Input start

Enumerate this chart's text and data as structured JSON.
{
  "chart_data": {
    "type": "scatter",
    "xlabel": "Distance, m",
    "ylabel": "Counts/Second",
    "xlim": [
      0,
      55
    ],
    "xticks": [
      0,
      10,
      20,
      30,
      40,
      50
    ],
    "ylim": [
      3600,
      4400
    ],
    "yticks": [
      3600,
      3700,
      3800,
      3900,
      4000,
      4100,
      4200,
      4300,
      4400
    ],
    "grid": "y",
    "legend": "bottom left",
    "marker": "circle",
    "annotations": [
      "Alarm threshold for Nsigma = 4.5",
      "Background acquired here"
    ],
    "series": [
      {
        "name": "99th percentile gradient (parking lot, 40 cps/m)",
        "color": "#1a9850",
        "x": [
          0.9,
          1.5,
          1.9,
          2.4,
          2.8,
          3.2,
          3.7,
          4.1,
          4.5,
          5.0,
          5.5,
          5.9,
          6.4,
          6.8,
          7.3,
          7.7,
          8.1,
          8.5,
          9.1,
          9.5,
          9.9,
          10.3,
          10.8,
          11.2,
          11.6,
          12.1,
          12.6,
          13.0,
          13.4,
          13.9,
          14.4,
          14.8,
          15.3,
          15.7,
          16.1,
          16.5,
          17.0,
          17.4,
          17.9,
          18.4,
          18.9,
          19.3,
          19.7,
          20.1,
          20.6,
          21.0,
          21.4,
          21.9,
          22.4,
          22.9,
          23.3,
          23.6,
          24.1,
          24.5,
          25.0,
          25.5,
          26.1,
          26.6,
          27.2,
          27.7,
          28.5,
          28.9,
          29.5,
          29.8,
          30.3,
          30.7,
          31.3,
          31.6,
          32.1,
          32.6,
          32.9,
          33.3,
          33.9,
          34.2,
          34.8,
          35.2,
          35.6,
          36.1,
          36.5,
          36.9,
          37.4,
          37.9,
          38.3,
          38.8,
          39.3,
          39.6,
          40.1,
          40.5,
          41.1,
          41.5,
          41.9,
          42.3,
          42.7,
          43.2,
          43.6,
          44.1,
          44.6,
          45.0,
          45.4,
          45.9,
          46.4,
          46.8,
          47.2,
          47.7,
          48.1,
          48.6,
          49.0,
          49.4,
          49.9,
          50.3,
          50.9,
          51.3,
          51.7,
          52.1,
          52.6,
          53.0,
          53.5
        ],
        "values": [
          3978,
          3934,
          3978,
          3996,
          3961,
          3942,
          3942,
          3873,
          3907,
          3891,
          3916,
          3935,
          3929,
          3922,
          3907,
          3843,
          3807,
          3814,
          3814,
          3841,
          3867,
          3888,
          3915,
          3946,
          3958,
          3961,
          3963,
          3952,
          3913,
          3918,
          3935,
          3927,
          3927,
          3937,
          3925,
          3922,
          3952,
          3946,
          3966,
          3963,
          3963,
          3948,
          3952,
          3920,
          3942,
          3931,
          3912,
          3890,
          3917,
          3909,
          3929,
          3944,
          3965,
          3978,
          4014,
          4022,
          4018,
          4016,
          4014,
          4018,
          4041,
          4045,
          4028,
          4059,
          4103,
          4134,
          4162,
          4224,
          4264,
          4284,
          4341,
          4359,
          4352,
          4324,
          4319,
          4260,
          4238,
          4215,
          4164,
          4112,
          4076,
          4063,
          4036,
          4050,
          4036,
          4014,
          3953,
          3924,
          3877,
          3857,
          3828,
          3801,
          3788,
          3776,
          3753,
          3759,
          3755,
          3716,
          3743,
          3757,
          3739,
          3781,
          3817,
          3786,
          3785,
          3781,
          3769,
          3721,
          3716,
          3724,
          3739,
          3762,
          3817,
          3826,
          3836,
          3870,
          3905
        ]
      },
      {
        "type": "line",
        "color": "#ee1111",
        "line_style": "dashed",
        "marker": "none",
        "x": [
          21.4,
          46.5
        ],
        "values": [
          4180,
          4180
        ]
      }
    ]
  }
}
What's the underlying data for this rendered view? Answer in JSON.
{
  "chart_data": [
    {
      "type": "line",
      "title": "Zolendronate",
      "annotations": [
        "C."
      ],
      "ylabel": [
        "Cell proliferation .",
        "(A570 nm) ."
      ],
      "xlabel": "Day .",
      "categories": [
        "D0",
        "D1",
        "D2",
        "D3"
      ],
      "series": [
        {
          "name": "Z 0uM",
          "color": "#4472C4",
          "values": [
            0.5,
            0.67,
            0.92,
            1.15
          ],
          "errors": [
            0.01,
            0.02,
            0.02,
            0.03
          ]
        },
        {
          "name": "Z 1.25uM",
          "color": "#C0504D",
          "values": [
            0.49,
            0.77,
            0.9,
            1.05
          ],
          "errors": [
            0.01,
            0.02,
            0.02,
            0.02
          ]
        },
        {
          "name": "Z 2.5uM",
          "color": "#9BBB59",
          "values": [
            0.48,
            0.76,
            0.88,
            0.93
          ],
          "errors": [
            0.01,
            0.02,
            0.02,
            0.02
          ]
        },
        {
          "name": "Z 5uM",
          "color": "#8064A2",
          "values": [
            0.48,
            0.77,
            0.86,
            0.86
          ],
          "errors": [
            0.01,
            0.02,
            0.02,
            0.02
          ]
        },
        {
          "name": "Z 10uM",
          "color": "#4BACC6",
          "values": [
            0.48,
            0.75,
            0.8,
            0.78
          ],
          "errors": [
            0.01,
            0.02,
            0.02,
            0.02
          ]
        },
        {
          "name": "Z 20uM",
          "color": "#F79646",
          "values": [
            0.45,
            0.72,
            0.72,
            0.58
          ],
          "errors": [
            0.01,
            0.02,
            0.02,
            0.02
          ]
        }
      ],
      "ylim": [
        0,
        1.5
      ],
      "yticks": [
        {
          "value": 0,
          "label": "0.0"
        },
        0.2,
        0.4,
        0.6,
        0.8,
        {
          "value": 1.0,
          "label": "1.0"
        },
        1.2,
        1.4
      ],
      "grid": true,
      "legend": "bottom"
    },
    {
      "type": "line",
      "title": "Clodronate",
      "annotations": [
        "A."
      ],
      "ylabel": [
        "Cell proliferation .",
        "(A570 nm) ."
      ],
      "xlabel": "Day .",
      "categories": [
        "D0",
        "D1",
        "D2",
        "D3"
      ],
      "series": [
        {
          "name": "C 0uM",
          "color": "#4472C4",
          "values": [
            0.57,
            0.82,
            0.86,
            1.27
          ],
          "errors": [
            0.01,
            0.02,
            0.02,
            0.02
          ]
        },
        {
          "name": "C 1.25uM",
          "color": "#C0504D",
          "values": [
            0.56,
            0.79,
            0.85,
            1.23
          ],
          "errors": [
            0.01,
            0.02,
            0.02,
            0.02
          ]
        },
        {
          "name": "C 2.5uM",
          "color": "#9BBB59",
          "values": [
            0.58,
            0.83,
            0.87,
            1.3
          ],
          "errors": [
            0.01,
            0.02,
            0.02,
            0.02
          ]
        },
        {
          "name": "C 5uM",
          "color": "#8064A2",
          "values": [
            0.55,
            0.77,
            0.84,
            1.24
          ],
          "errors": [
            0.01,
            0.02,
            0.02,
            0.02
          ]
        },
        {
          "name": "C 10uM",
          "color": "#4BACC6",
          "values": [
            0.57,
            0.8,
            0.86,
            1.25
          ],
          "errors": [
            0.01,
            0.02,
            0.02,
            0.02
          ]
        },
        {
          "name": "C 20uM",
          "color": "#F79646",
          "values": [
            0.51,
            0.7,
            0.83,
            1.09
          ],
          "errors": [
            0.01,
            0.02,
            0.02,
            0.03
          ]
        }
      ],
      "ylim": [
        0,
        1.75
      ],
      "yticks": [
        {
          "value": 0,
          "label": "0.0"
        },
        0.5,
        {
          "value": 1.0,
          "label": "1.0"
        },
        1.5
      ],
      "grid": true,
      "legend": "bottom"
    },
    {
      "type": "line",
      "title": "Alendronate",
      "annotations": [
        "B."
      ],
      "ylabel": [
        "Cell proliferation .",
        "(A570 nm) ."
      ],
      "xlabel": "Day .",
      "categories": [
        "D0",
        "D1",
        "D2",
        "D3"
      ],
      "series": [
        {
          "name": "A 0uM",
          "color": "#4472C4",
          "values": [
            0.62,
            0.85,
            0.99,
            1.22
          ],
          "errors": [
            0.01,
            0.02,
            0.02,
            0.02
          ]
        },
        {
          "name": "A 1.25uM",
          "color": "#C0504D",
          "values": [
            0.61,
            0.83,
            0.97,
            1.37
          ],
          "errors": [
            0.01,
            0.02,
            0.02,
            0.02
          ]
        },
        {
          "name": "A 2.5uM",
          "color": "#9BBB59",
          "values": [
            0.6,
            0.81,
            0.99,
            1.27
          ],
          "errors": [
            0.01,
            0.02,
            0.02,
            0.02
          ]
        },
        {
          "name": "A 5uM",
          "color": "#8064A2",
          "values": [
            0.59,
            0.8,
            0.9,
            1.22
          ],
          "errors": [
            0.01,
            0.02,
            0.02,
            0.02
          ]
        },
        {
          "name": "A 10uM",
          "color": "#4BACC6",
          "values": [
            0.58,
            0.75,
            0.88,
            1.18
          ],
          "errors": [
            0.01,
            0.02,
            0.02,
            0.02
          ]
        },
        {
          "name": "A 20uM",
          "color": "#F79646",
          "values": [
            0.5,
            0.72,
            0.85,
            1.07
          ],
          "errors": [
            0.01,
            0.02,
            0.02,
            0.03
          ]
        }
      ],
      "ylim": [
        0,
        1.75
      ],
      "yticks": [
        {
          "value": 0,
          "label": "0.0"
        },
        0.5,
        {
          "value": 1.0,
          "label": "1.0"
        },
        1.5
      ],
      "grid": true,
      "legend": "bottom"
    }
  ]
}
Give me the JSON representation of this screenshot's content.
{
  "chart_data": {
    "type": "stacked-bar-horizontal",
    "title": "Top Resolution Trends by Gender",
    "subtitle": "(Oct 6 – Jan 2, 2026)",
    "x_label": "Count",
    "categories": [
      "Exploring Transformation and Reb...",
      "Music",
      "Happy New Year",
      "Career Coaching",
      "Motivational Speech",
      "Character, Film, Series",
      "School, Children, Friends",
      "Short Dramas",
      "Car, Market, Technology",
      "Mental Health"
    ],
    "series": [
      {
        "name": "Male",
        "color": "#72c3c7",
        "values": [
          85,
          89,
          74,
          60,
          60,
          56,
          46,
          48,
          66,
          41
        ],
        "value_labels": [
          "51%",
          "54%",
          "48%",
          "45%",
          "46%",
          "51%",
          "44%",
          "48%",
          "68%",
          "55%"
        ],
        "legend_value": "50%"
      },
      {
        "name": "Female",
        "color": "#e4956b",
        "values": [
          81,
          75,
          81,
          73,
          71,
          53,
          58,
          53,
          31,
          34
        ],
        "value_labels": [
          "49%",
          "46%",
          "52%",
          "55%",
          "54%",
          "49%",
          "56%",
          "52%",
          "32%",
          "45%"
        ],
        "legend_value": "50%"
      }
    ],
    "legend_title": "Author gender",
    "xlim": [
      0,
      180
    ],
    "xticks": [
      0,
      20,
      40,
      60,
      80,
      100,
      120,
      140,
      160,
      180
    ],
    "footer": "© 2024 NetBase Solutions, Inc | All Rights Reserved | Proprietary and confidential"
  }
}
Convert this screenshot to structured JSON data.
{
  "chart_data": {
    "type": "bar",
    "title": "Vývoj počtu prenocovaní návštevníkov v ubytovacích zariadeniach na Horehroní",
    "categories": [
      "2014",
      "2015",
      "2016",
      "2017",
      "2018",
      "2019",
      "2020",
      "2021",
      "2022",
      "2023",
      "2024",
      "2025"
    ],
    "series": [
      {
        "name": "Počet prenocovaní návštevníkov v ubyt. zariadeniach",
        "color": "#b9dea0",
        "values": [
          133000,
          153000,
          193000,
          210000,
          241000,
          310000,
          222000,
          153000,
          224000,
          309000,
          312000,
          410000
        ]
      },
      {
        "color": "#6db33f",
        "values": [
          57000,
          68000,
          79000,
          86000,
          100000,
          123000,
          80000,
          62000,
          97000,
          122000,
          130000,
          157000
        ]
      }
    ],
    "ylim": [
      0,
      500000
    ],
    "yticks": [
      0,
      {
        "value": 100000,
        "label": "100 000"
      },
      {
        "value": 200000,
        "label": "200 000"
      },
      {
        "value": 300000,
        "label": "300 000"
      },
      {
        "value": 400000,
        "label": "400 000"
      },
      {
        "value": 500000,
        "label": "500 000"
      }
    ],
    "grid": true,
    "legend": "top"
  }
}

Input end

# Required task
Locate and copy each line in the data above that includes the word "prenocovaní".

# Task answer
    "title": "Vývoj počtu prenocovaní návštevníkov v ubytovacích zariadeniach na Horehroní",
        "name": "Počet prenocovaní návštevníkov v ubyt. zariadeniach",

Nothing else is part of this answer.